= Problem statement =
Wherever the string "heiligen" appears, copy the whole line.

Begin Items

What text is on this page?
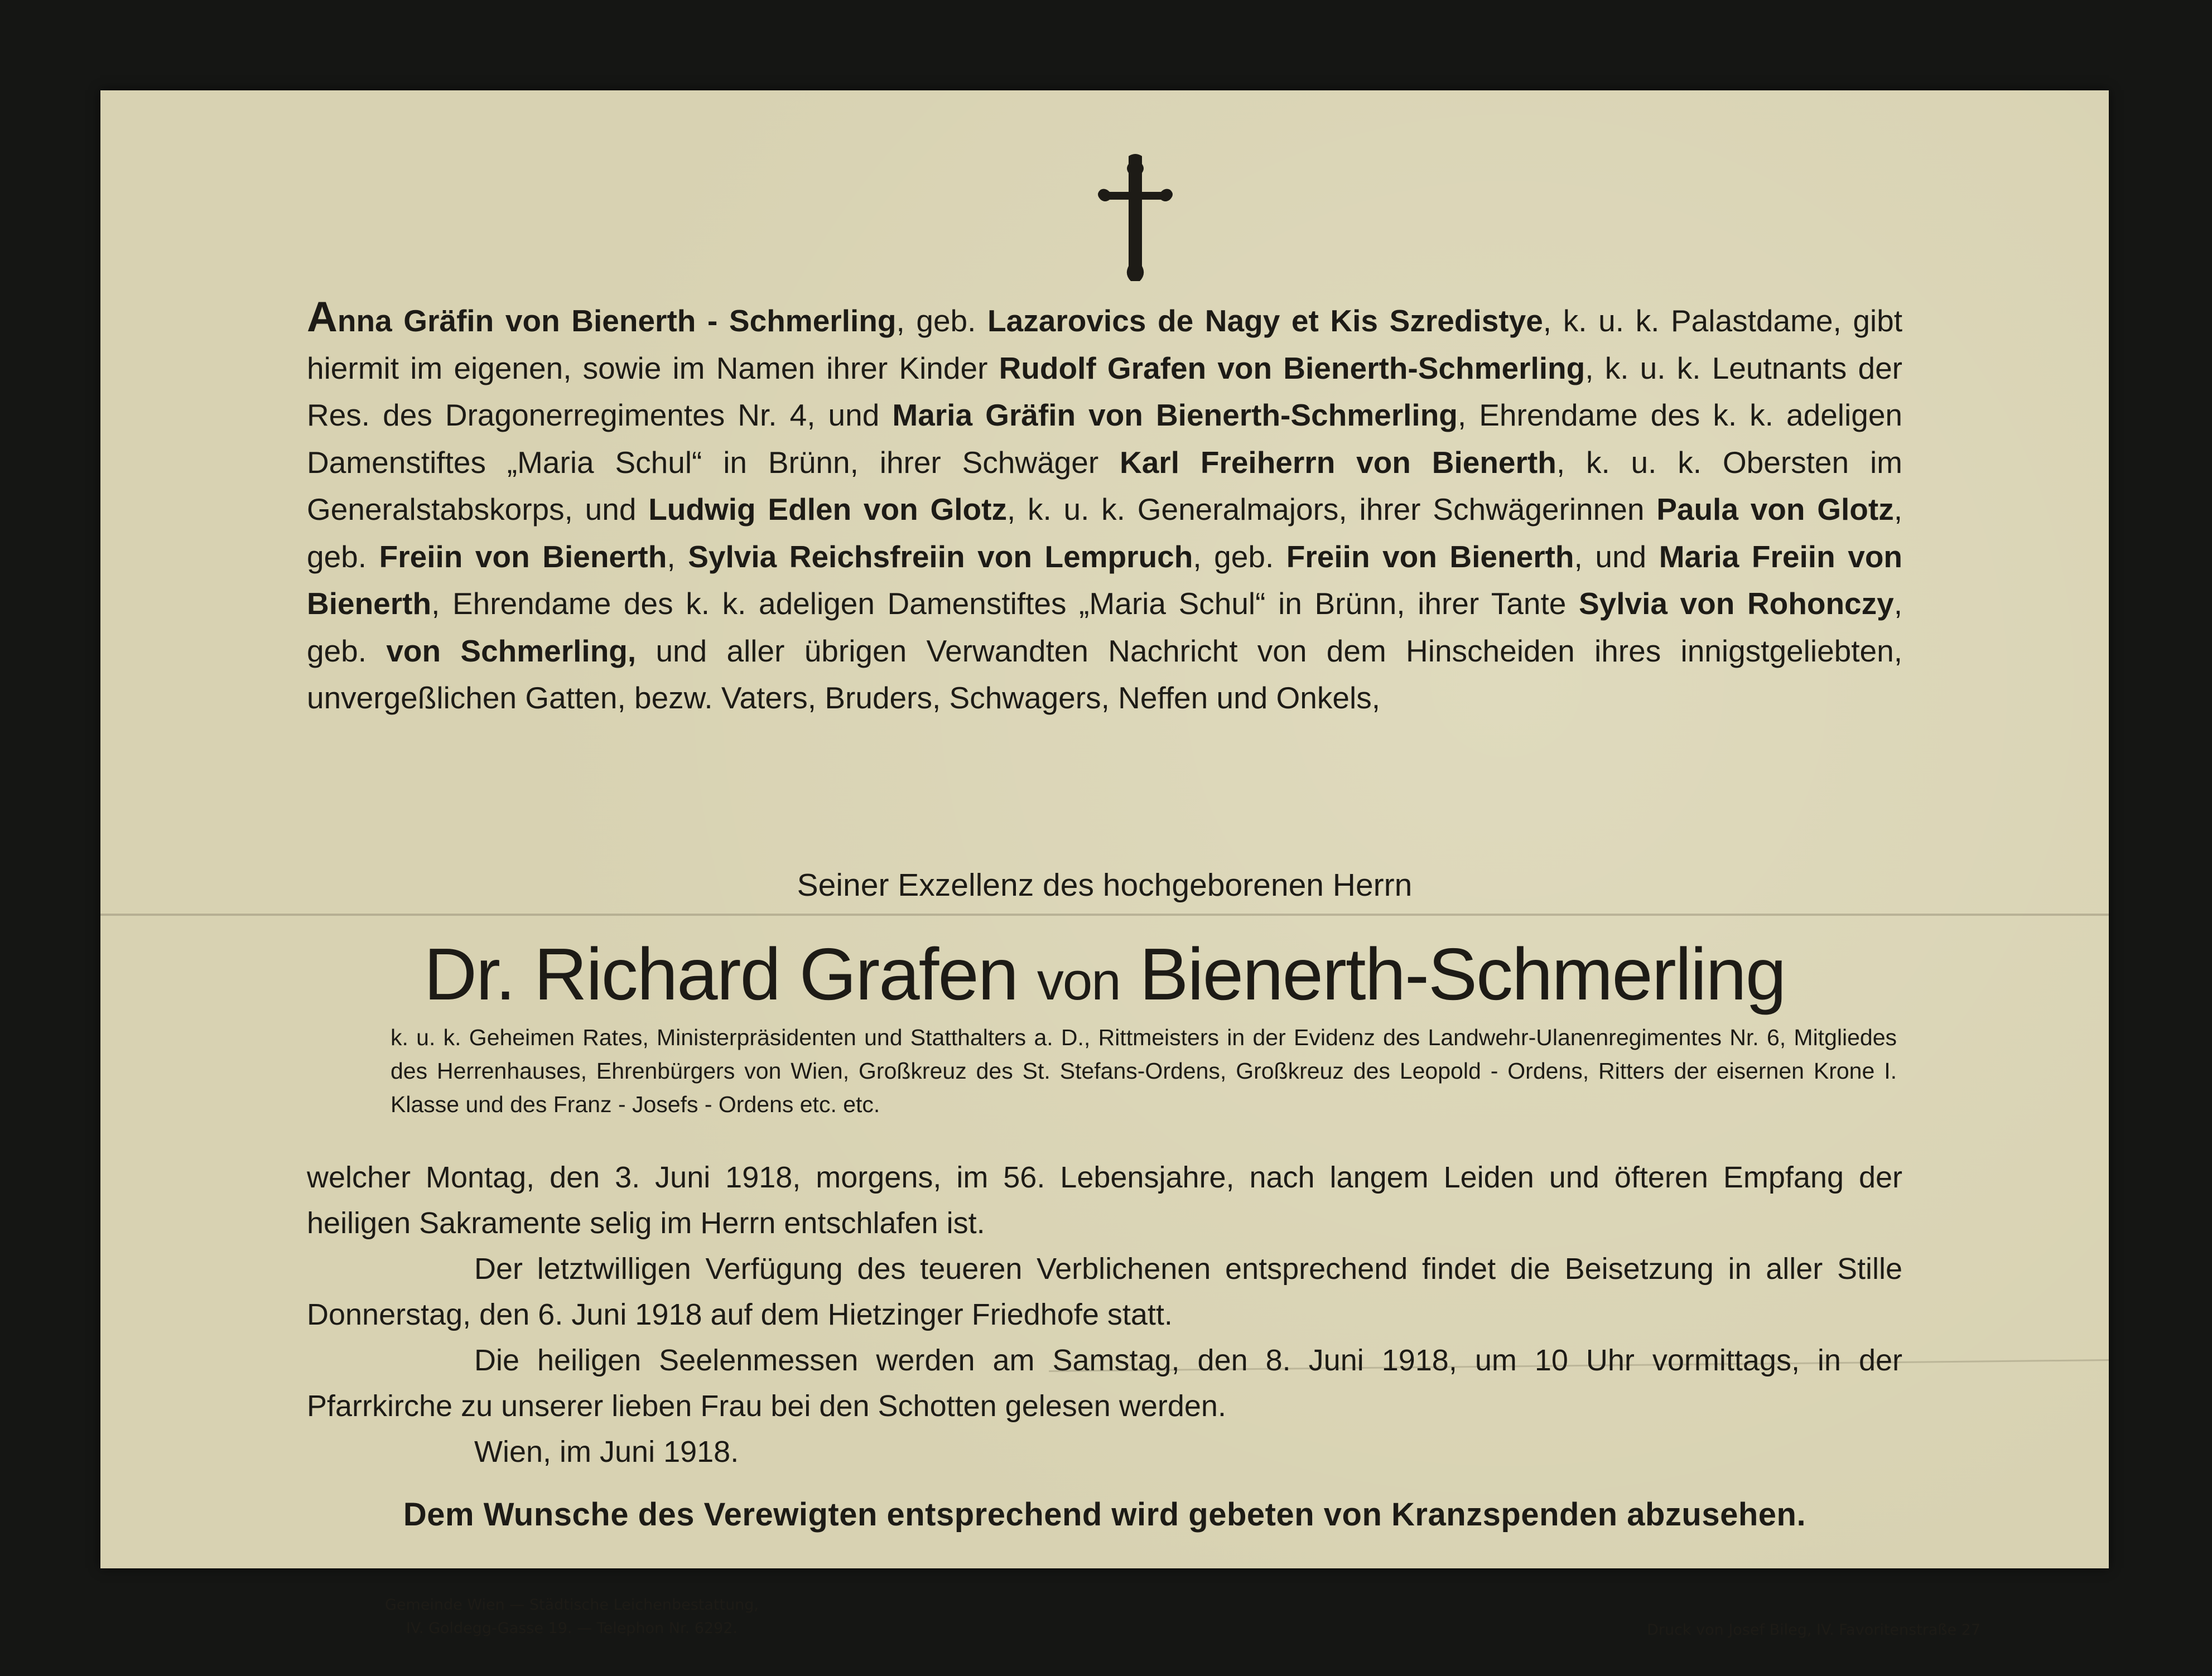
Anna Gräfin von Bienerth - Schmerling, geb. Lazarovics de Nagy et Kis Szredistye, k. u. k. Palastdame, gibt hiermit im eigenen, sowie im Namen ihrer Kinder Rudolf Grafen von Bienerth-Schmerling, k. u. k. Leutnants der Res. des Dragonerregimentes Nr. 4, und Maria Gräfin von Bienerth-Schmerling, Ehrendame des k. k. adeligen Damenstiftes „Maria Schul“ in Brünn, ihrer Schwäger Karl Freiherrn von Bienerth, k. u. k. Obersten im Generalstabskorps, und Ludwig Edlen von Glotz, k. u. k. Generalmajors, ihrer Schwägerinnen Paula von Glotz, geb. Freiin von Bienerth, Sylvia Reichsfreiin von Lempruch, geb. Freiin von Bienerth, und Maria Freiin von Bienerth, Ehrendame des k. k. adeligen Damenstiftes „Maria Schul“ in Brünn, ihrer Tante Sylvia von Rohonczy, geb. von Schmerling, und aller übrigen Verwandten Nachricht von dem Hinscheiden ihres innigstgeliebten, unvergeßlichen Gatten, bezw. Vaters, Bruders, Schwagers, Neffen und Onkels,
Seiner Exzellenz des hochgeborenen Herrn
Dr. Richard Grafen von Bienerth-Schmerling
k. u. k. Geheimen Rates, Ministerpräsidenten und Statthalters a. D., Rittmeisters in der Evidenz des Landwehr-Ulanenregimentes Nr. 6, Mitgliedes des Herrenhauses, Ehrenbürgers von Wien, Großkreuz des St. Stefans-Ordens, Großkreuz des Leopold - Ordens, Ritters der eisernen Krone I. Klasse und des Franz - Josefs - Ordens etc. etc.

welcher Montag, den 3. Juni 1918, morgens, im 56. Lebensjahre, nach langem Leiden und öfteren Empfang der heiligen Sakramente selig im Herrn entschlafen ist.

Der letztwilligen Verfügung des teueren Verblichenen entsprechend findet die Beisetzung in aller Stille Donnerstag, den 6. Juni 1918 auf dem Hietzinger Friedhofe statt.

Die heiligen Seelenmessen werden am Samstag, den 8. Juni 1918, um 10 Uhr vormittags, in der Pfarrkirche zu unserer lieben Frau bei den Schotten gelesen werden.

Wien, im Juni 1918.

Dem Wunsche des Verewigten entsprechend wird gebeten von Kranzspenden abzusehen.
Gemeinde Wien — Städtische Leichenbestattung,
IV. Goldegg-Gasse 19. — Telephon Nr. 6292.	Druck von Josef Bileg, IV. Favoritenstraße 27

End Items

= Correct response =
welcher Montag, den 3. Juni 1918, morgens, im 56. Lebensjahre, nach langem Leiden und öfteren Empfang der heiligen Sakramente selig im Herrn entschlafen ist.
Die heiligen Seelenmessen werden am Samstag, den 8. Juni 1918, um 10 Uhr vormittags, in der Pfarrkirche zu unserer lieben Frau bei den Schotten gelesen werden.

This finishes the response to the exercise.